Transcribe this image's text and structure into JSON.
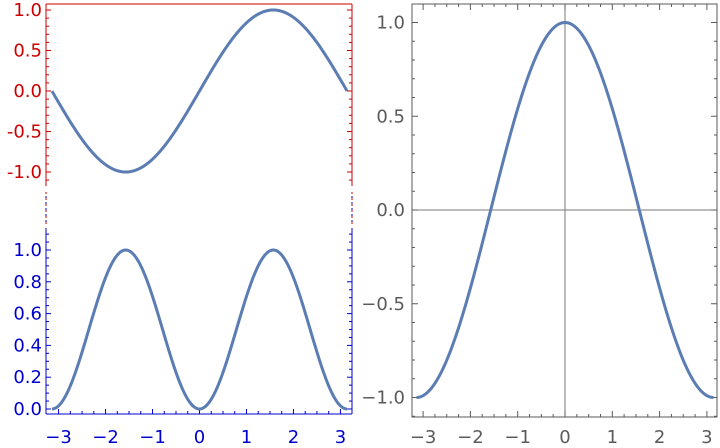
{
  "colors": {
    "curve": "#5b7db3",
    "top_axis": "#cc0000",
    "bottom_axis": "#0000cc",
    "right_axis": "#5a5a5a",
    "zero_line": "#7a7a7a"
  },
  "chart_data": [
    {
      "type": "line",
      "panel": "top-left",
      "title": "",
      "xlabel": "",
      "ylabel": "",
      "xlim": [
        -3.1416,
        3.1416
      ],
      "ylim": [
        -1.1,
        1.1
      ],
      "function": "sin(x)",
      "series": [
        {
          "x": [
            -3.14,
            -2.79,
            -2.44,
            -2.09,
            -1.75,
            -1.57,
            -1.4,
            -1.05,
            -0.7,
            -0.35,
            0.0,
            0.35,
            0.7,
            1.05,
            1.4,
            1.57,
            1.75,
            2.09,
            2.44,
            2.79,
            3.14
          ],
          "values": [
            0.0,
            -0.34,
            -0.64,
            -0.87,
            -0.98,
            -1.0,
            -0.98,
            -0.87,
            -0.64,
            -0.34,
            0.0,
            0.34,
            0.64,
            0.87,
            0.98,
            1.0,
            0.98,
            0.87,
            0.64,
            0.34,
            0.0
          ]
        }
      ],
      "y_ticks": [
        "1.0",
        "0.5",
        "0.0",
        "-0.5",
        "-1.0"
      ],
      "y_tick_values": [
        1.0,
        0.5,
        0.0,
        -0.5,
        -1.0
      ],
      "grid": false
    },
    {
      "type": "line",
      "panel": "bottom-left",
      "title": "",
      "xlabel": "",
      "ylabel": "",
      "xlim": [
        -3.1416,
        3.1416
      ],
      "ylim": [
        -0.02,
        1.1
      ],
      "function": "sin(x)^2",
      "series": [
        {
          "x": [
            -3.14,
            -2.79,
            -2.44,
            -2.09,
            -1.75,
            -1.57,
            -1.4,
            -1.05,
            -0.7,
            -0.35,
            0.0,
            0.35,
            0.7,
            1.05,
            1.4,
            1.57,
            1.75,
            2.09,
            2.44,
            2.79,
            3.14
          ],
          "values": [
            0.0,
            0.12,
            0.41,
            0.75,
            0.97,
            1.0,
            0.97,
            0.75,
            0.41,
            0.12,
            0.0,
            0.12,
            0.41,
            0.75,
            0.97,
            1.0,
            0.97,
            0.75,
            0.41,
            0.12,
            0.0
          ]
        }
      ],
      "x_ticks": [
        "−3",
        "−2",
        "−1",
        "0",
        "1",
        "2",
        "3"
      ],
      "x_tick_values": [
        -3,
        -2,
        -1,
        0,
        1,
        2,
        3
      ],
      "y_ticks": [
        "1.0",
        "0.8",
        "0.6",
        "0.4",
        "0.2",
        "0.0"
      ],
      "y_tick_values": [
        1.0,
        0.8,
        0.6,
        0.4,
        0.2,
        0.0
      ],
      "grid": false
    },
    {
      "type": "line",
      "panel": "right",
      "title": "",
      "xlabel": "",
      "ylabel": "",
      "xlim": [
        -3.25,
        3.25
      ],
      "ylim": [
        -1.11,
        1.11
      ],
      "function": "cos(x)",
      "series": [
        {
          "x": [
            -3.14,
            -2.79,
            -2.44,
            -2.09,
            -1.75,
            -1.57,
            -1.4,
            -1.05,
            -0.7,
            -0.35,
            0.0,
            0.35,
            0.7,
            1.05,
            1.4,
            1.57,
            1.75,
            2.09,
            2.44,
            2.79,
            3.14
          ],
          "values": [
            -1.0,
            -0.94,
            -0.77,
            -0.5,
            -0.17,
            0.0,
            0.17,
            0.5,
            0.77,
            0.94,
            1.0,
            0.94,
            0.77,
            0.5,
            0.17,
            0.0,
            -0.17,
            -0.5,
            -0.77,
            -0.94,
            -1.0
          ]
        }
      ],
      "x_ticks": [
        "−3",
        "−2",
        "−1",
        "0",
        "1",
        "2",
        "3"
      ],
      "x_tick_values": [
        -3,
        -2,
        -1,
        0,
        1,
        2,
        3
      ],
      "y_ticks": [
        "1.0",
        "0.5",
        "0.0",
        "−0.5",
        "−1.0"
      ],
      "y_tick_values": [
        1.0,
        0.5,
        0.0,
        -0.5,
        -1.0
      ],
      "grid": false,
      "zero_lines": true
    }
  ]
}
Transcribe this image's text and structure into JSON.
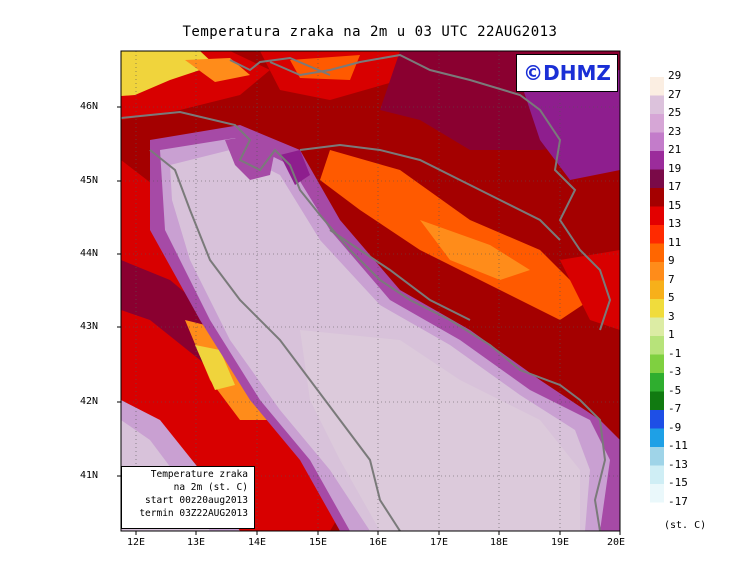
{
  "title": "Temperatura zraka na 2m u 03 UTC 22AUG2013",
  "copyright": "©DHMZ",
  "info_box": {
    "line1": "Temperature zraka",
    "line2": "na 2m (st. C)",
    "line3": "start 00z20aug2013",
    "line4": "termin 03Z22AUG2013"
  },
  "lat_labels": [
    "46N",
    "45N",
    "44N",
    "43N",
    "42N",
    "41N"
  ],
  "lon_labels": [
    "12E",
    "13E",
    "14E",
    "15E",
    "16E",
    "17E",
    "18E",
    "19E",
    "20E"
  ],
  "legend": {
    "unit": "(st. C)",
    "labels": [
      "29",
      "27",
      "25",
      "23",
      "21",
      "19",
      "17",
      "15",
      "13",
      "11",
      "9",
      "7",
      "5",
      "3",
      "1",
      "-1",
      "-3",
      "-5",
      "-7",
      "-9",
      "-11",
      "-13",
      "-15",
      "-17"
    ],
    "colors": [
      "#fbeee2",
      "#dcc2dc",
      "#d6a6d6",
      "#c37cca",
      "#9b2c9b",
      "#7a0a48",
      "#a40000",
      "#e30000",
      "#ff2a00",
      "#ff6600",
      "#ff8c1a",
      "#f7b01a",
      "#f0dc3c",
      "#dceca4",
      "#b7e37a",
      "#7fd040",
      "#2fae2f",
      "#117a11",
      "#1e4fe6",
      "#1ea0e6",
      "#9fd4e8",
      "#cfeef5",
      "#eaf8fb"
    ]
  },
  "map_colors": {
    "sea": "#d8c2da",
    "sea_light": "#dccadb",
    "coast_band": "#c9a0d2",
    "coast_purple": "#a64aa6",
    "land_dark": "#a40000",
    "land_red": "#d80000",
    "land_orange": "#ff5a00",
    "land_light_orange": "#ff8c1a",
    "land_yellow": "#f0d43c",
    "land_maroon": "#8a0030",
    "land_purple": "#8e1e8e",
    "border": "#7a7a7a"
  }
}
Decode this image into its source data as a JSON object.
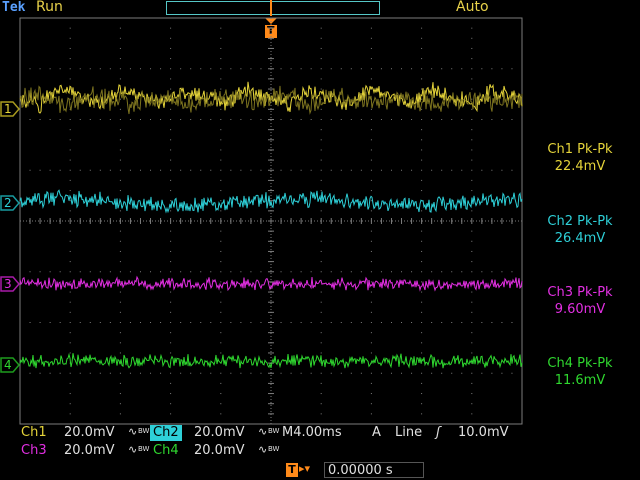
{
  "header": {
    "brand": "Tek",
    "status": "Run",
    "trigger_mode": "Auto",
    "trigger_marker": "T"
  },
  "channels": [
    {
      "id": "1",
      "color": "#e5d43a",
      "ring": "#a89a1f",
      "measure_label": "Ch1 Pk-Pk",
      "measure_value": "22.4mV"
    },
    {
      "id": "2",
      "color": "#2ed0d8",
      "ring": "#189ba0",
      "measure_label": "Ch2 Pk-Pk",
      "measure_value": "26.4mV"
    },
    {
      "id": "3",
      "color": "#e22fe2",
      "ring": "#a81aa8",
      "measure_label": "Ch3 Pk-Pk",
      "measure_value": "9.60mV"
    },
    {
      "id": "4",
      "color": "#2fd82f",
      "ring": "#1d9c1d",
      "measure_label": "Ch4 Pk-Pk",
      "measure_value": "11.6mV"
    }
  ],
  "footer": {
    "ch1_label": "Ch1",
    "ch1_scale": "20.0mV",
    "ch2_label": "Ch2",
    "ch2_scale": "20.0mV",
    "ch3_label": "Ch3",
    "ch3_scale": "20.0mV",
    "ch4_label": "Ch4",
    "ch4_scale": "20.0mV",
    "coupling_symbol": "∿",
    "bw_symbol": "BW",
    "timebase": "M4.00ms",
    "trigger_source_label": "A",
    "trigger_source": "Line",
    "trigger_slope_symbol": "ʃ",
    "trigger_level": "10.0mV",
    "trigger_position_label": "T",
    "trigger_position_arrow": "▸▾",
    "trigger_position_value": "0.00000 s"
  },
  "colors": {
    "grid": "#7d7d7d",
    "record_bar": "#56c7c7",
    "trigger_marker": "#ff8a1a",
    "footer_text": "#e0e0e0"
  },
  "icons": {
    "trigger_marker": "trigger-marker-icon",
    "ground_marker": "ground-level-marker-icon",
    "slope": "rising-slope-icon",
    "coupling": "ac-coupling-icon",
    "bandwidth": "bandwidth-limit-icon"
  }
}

- - - -

Problem statement
From the data, pick out every line that includes "ring".

Reply
      "ring": "#a89a1f",
      "ring": "#189ba0",
      "ring": "#a81aa8",
      "ring": "#1d9c1d",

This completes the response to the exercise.